Start of Information provided

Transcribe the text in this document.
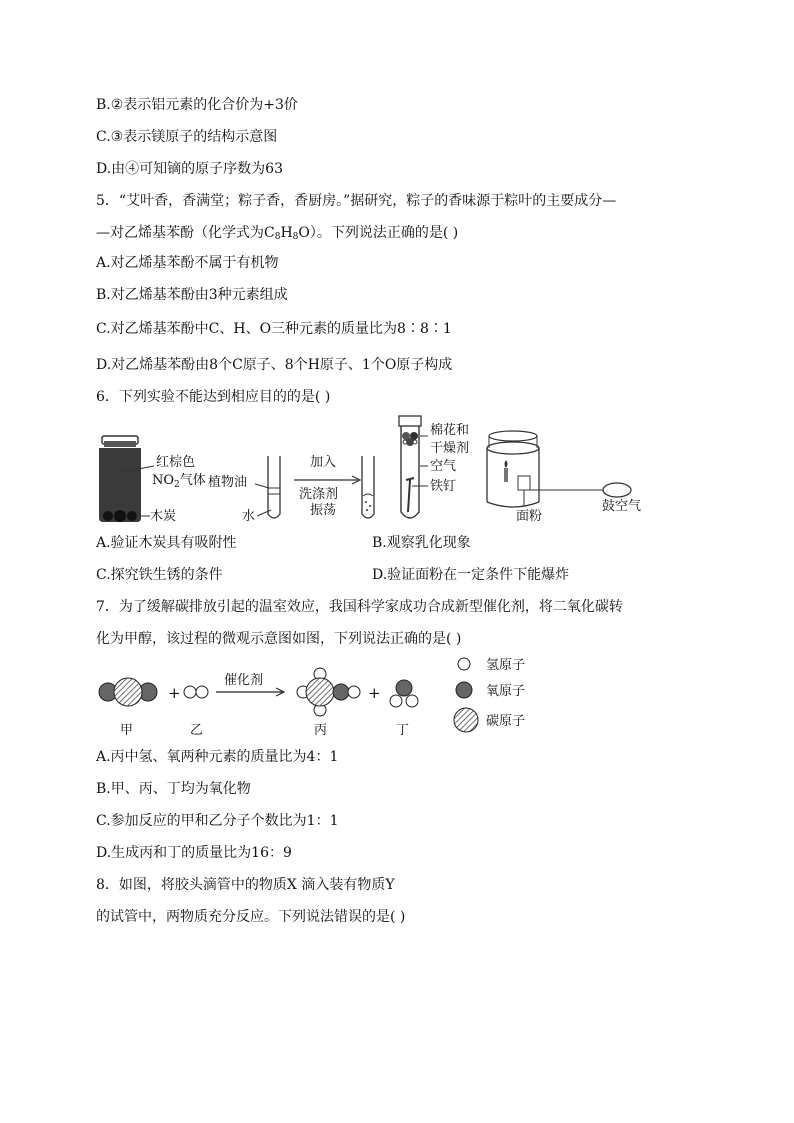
B.②表示铝元素的化合价为+3价
C.③表示镁原子的结构示意图
D.由④可知镝的原子序数为63
5．“艾叶香，香满堂；粽子香，香厨房。”据研究，粽子的香味源于粽叶的主要成分—
—对乙烯基苯酚（化学式为$C_8H_8O$）。下列说法正确的是( )
A.对乙烯基苯酚不属于有机物
B.对乙烯基苯酚由3种元素组成
C.对乙烯基苯酚中C、H、O三种元素的质量比为8∶8∶1
D.对乙烯基苯酚由8个C原子、8个H原子、1个O原子构成
6．下列实验不能达到相应目的的是( )
红棕色
$NO_2$气体
木炭
植物油
水
加入
洗涤剂
振荡
棉花和
干燥剂
空气
铁钉
面粉
鼓空气
A.验证木炭具有吸附性	B.观察乳化现象
C.探究铁生锈的条件	D.验证面粉在一定条件下能爆炸
7．为了缓解碳排放引起的温室效应，我国科学家成功合成新型催化剂，将二氧化碳转
化为甲醇，该过程的微观示意图如图，下列说法正确的是( )
+
催化剂
+
甲	乙	丙	丁
氢原子
氧原子
碳原子
A.丙中氢、氧两种元素的质量比为4：1
B.甲、丙、丁均为氧化物
C.参加反应的甲和乙分子个数比为1：1
D.生成丙和丁的质量比为16：9
8．如图，将胶头滴管中的物质X 滴入装有物质Y
的试管中，两物质充分反应。下列说法错误的是( )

End of Information provided

Problem description:
Return each full line of the entries that contains the word "下列说法正确的是".

Response below:
—对乙烯基苯酚（化学式为$C_8H_8O$）。下列说法正确的是( )
化为甲醇，该过程的微观示意图如图，下列说法正确的是( )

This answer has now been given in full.